What to do -
Entries follow. Set all of them down as they stand.

Stored records -
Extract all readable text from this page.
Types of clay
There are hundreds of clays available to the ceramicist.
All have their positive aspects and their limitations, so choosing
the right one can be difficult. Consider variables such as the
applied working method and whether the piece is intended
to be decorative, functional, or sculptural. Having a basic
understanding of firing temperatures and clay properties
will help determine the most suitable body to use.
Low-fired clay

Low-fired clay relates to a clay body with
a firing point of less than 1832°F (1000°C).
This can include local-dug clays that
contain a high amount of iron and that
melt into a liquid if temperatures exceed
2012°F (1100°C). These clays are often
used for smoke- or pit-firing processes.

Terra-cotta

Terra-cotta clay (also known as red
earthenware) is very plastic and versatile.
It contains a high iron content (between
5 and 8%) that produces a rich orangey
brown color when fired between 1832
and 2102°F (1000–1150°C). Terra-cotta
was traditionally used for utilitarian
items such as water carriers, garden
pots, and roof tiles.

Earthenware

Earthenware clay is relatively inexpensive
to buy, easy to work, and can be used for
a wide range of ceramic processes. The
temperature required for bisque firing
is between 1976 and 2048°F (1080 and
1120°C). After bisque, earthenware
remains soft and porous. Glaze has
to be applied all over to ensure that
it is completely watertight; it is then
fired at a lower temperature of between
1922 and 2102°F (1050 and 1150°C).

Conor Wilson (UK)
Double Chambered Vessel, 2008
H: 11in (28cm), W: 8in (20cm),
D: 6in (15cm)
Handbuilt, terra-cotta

Answer for the task -
Extract all readable text from this page.
Types of clay
There are hundreds of clays available to the ceramicist.
All have their positive aspects and their limitations, so choosing
the right one can be difficult. Consider variables such as the
applied working method and whether the piece is intended
to be decorative, functional, or sculptural. Having a basic
understanding of firing temperatures and clay properties
will help determine the most suitable body to use.
Low-fired clay

Low-fired clay relates to a clay body with
a firing point of less than 1832°F (1000°C).
This can include local-dug clays that
contain a high amount of iron and that
melt into a liquid if temperatures exceed
2012°F (1100°C). These clays are often
used for smoke- or pit-firing processes.

Terra-cotta

Terra-cotta clay (also known as red
earthenware) is very plastic and versatile.
It contains a high iron content (between
5 and 8%) that produces a rich orangey
brown color when fired between 1832
and 2102°F (1000–1150°C). Terra-cotta
was traditionally used for utilitarian
items such as water carriers, garden
pots, and roof tiles.

Earthenware

Earthenware clay is relatively inexpensive
to buy, easy to work, and can be used for
a wide range of ceramic processes. The
temperature required for bisque firing
is between 1976 and 2048°F (1080 and
1120°C). After bisque, earthenware
remains soft and porous. Glaze has
to be applied all over to ensure that
it is completely watertight; it is then
fired at a lower temperature of between
1922 and 2102°F (1050 and 1150°C).

Conor Wilson (UK)
Double Chambered Vessel, 2008
H: 11in (28cm), W: 8in (20cm),
D: 6in (15cm)
Handbuilt, terra-cotta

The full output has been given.